WORK REQUIRED: Pictures do not belong in the copy. Return all of the entries exactly.

::: MATERIAL PROVIDED

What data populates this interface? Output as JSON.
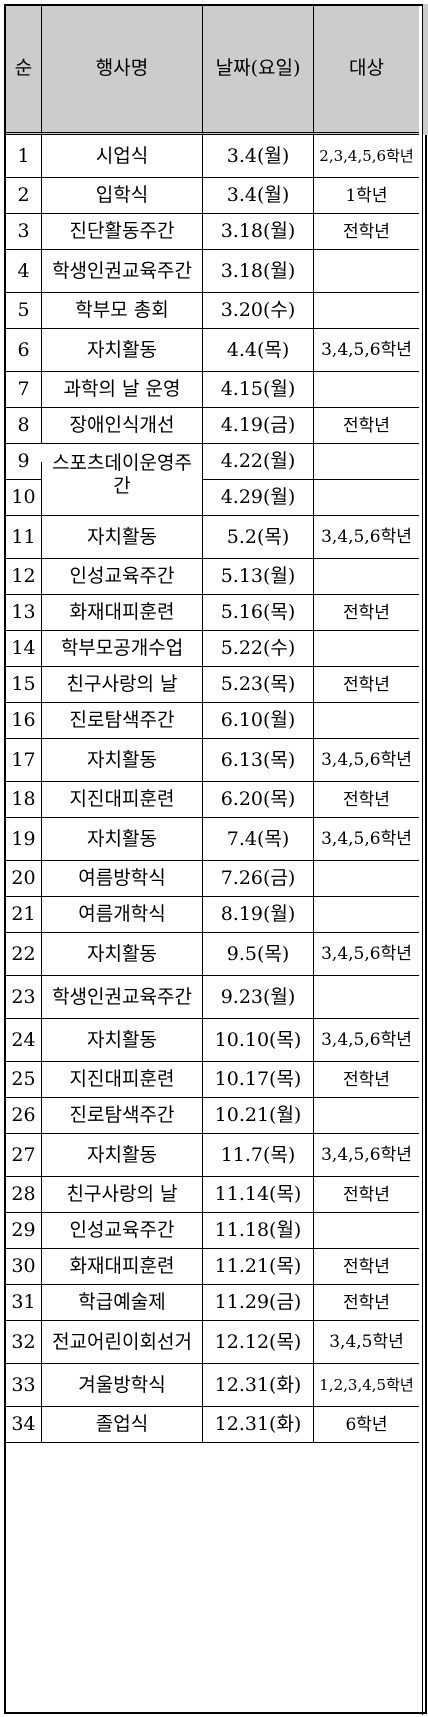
{
  "headers": {
    "no": "순",
    "event": "행사명",
    "date": "날짜(요일)",
    "target": "대상"
  },
  "rows": [
    {
      "no": "1",
      "event": "시업식",
      "date": "3.4(월)",
      "target": "2,3,4,5,6학년"
    },
    {
      "no": "2",
      "event": "입학식",
      "date": "3.4(월)",
      "target": "1학년"
    },
    {
      "no": "3",
      "event": "진단활동주간",
      "date": "3.18(월)",
      "target": "전학년"
    },
    {
      "no": "4",
      "event": "학생인권교육주간",
      "date": "3.18(월)",
      "target": ""
    },
    {
      "no": "5",
      "event": "학부모 총회",
      "date": "3.20(수)",
      "target": ""
    },
    {
      "no": "6",
      "event": "자치활동",
      "date": "4.4(목)",
      "target": "3,4,5,6학년"
    },
    {
      "no": "7",
      "event": "과학의 날 운영",
      "date": "4.15(월)",
      "target": ""
    },
    {
      "no": "8",
      "event": "장애인식개선",
      "date": "4.19(금)",
      "target": "전학년"
    },
    {
      "no": "9",
      "event": "스포츠데이운영주간",
      "date": "4.22(월)",
      "target": ""
    },
    {
      "no": "10",
      "event": "",
      "date": "4.29(월)",
      "target": ""
    },
    {
      "no": "11",
      "event": "자치활동",
      "date": "5.2(목)",
      "target": "3,4,5,6학년"
    },
    {
      "no": "12",
      "event": "인성교육주간",
      "date": "5.13(월)",
      "target": ""
    },
    {
      "no": "13",
      "event": "화재대피훈련",
      "date": "5.16(목)",
      "target": "전학년"
    },
    {
      "no": "14",
      "event": "학부모공개수업",
      "date": "5.22(수)",
      "target": ""
    },
    {
      "no": "15",
      "event": "친구사랑의 날",
      "date": "5.23(목)",
      "target": "전학년"
    },
    {
      "no": "16",
      "event": "진로탐색주간",
      "date": "6.10(월)",
      "target": ""
    },
    {
      "no": "17",
      "event": "자치활동",
      "date": "6.13(목)",
      "target": "3,4,5,6학년"
    },
    {
      "no": "18",
      "event": "지진대피훈련",
      "date": "6.20(목)",
      "target": "전학년"
    },
    {
      "no": "19",
      "event": "자치활동",
      "date": "7.4(목)",
      "target": "3,4,5,6학년"
    },
    {
      "no": "20",
      "event": "여름방학식",
      "date": "7.26(금)",
      "target": ""
    },
    {
      "no": "21",
      "event": "여름개학식",
      "date": "8.19(월)",
      "target": ""
    },
    {
      "no": "22",
      "event": "자치활동",
      "date": "9.5(목)",
      "target": "3,4,5,6학년"
    },
    {
      "no": "23",
      "event": "학생인권교육주간",
      "date": "9.23(월)",
      "target": ""
    },
    {
      "no": "24",
      "event": "자치활동",
      "date": "10.10(목)",
      "target": "3,4,5,6학년"
    },
    {
      "no": "25",
      "event": "지진대피훈련",
      "date": "10.17(목)",
      "target": "전학년"
    },
    {
      "no": "26",
      "event": "진로탐색주간",
      "date": "10.21(월)",
      "target": ""
    },
    {
      "no": "27",
      "event": "자치활동",
      "date": "11.7(목)",
      "target": "3,4,5,6학년"
    },
    {
      "no": "28",
      "event": "친구사랑의 날",
      "date": "11.14(목)",
      "target": "전학년"
    },
    {
      "no": "29",
      "event": "인성교육주간",
      "date": "11.18(월)",
      "target": ""
    },
    {
      "no": "30",
      "event": "화재대피훈련",
      "date": "11.21(목)",
      "target": "전학년"
    },
    {
      "no": "31",
      "event": "학급예술제",
      "date": "11.29(금)",
      "target": "전학년"
    },
    {
      "no": "32",
      "event": "전교어린이회선거",
      "date": "12.12(목)",
      "target": "3,4,5학년"
    },
    {
      "no": "33",
      "event": "겨울방학식",
      "date": "12.31(화)",
      "target": "1,2,3,4,5학년"
    },
    {
      "no": "34",
      "event": "졸업식",
      "date": "12.31(화)",
      "target": "6학년"
    }
  ]
}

::::::

THE COMPLETED TASK:
What data populates this interface? Output as JSON.
{
  "headers": {
    "no": "순",
    "event": "행사명",
    "date": "날짜(요일)",
    "target": "대상"
  },
  "rows": [
    {
      "no": "1",
      "event": "시업식",
      "date": "3.4(월)",
      "target": "2,3,4,5,6학년"
    },
    {
      "no": "2",
      "event": "입학식",
      "date": "3.4(월)",
      "target": "1학년"
    },
    {
      "no": "3",
      "event": "진단활동주간",
      "date": "3.18(월)",
      "target": "전학년"
    },
    {
      "no": "4",
      "event": "학생인권교육주간",
      "date": "3.18(월)",
      "target": ""
    },
    {
      "no": "5",
      "event": "학부모 총회",
      "date": "3.20(수)",
      "target": ""
    },
    {
      "no": "6",
      "event": "자치활동",
      "date": "4.4(목)",
      "target": "3,4,5,6학년"
    },
    {
      "no": "7",
      "event": "과학의 날 운영",
      "date": "4.15(월)",
      "target": ""
    },
    {
      "no": "8",
      "event": "장애인식개선",
      "date": "4.19(금)",
      "target": "전학년"
    },
    {
      "no": "9",
      "event": "스포츠데이운영주간",
      "date": "4.22(월)",
      "target": ""
    },
    {
      "no": "10",
      "event": "",
      "date": "4.29(월)",
      "target": ""
    },
    {
      "no": "11",
      "event": "자치활동",
      "date": "5.2(목)",
      "target": "3,4,5,6학년"
    },
    {
      "no": "12",
      "event": "인성교육주간",
      "date": "5.13(월)",
      "target": ""
    },
    {
      "no": "13",
      "event": "화재대피훈련",
      "date": "5.16(목)",
      "target": "전학년"
    },
    {
      "no": "14",
      "event": "학부모공개수업",
      "date": "5.22(수)",
      "target": ""
    },
    {
      "no": "15",
      "event": "친구사랑의 날",
      "date": "5.23(목)",
      "target": "전학년"
    },
    {
      "no": "16",
      "event": "진로탐색주간",
      "date": "6.10(월)",
      "target": ""
    },
    {
      "no": "17",
      "event": "자치활동",
      "date": "6.13(목)",
      "target": "3,4,5,6학년"
    },
    {
      "no": "18",
      "event": "지진대피훈련",
      "date": "6.20(목)",
      "target": "전학년"
    },
    {
      "no": "19",
      "event": "자치활동",
      "date": "7.4(목)",
      "target": "3,4,5,6학년"
    },
    {
      "no": "20",
      "event": "여름방학식",
      "date": "7.26(금)",
      "target": ""
    },
    {
      "no": "21",
      "event": "여름개학식",
      "date": "8.19(월)",
      "target": ""
    },
    {
      "no": "22",
      "event": "자치활동",
      "date": "9.5(목)",
      "target": "3,4,5,6학년"
    },
    {
      "no": "23",
      "event": "학생인권교육주간",
      "date": "9.23(월)",
      "target": ""
    },
    {
      "no": "24",
      "event": "자치활동",
      "date": "10.10(목)",
      "target": "3,4,5,6학년"
    },
    {
      "no": "25",
      "event": "지진대피훈련",
      "date": "10.17(목)",
      "target": "전학년"
    },
    {
      "no": "26",
      "event": "진로탐색주간",
      "date": "10.21(월)",
      "target": ""
    },
    {
      "no": "27",
      "event": "자치활동",
      "date": "11.7(목)",
      "target": "3,4,5,6학년"
    },
    {
      "no": "28",
      "event": "친구사랑의 날",
      "date": "11.14(목)",
      "target": "전학년"
    },
    {
      "no": "29",
      "event": "인성교육주간",
      "date": "11.18(월)",
      "target": ""
    },
    {
      "no": "30",
      "event": "화재대피훈련",
      "date": "11.21(목)",
      "target": "전학년"
    },
    {
      "no": "31",
      "event": "학급예술제",
      "date": "11.29(금)",
      "target": "전학년"
    },
    {
      "no": "32",
      "event": "전교어린이회선거",
      "date": "12.12(목)",
      "target": "3,4,5학년"
    },
    {
      "no": "33",
      "event": "겨울방학식",
      "date": "12.31(화)",
      "target": "1,2,3,4,5학년"
    },
    {
      "no": "34",
      "event": "졸업식",
      "date": "12.31(화)",
      "target": "6학년"
    }
  ]
}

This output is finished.